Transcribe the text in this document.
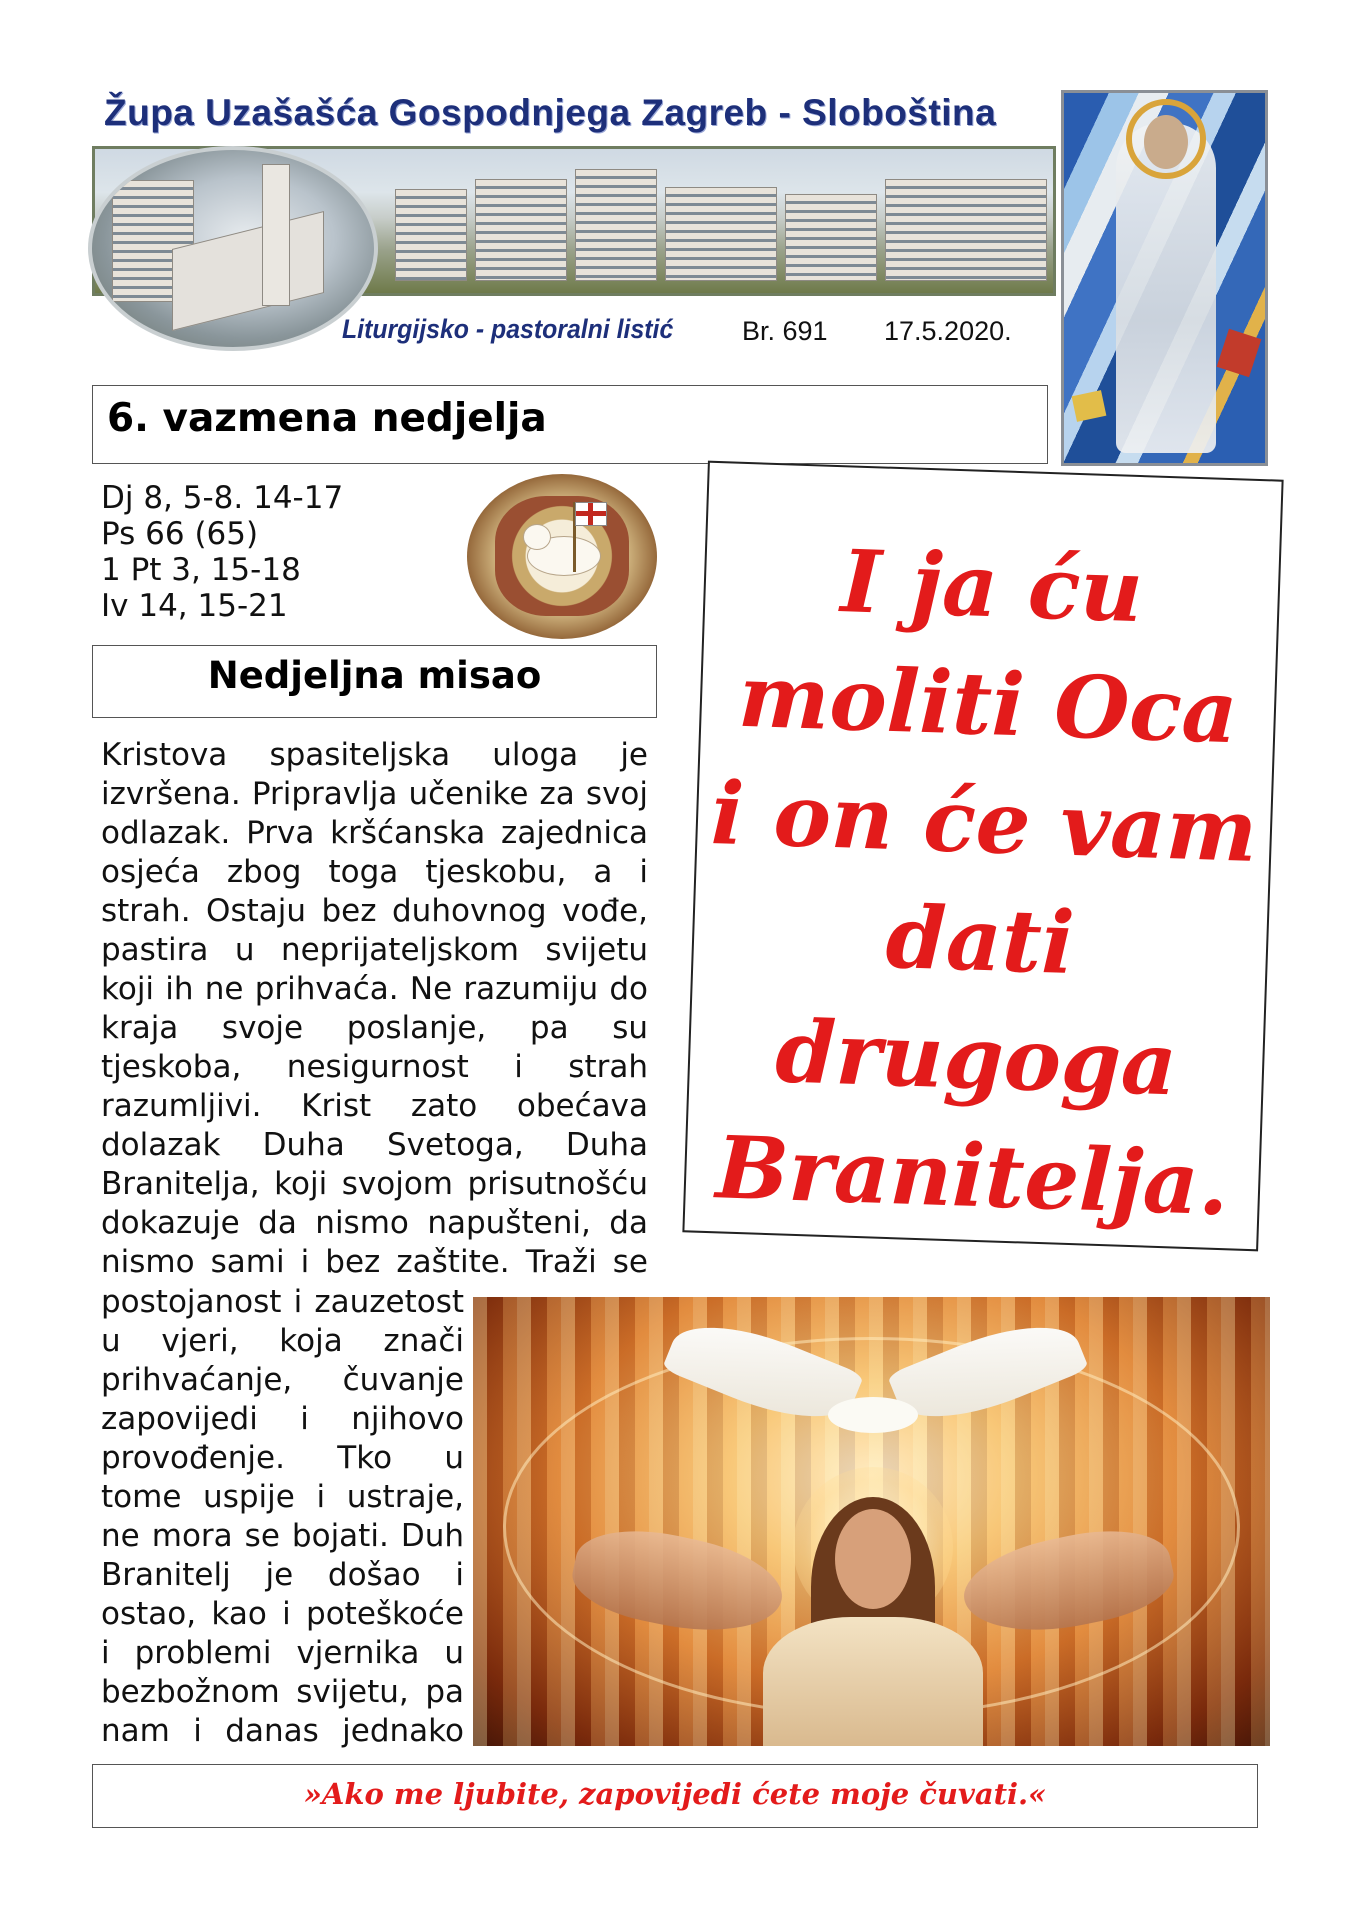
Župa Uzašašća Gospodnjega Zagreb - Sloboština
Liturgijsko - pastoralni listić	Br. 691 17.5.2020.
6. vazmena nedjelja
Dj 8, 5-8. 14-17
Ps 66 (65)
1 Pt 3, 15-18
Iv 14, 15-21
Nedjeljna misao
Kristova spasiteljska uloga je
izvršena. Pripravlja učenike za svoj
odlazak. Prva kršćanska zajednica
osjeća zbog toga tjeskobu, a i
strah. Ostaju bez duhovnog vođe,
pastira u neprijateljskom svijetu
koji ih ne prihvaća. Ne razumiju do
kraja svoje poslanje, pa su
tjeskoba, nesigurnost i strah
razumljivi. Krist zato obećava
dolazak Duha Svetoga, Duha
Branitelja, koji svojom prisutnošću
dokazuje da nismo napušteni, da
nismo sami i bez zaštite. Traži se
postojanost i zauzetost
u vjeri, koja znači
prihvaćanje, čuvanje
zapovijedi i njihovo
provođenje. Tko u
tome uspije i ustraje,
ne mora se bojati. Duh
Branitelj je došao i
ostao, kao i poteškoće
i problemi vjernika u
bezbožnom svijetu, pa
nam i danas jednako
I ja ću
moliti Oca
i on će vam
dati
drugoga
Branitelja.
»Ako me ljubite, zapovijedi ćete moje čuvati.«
━━━━━━━━━━━━━━━━
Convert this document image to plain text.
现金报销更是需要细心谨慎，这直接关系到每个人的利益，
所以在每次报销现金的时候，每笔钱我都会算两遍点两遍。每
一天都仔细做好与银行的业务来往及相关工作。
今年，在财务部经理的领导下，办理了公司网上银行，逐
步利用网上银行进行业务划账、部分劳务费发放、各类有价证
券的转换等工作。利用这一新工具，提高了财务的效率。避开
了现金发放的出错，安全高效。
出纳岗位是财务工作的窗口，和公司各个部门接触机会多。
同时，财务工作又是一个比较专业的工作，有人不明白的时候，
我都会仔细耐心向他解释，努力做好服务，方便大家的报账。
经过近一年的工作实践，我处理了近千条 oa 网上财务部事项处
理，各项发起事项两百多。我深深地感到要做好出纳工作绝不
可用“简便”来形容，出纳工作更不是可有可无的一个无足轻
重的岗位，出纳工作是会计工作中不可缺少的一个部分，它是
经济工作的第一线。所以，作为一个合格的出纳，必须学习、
━━━━━━━━━━━━━━━━
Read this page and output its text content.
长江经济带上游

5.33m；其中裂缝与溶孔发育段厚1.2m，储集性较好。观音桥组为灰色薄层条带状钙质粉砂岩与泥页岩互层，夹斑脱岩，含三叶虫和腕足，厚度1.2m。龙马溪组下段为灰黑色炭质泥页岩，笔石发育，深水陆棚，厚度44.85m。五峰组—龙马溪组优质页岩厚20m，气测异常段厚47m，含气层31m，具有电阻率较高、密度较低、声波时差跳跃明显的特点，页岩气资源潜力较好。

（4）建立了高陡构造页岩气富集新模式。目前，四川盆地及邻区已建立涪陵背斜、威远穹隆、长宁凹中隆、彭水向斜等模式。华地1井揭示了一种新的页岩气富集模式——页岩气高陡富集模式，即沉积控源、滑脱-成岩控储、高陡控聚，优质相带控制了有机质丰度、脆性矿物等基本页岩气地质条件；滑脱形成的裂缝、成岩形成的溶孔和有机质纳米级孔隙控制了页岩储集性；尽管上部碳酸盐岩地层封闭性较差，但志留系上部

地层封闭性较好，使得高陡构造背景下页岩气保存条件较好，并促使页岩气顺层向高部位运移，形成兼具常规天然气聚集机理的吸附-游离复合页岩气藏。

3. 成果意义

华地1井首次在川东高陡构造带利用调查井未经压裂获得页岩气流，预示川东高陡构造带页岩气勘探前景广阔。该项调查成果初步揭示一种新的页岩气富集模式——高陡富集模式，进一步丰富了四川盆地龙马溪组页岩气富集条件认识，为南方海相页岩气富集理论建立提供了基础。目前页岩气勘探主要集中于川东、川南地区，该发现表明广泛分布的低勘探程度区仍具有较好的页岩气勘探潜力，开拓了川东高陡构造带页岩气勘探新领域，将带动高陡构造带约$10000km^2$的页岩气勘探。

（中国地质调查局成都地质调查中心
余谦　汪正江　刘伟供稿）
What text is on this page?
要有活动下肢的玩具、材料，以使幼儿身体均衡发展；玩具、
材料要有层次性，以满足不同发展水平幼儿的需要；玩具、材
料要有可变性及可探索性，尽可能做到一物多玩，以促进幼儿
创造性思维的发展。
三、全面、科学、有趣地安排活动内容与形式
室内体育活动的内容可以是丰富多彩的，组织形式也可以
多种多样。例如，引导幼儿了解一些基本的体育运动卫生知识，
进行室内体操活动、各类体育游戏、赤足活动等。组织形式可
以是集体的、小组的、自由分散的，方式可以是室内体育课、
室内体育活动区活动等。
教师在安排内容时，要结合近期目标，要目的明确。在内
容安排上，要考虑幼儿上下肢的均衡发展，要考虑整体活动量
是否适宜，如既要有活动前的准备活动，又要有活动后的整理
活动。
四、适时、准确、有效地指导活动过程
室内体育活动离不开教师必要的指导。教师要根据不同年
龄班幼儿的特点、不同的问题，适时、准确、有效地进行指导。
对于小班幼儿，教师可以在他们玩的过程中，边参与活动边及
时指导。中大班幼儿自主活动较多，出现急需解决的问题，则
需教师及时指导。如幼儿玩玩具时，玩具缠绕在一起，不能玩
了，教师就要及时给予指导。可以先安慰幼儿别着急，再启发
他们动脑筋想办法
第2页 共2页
━━━━━━━━━━━━━━━━
WHAT IS NEEDED: Search the listing for the word "zapovijedi" and return each line that holds it.

EXERCISE RESPONSE:
zapovijedi i njihovo
»Ako me ljubite, zapovijedi ćete moje čuvati.«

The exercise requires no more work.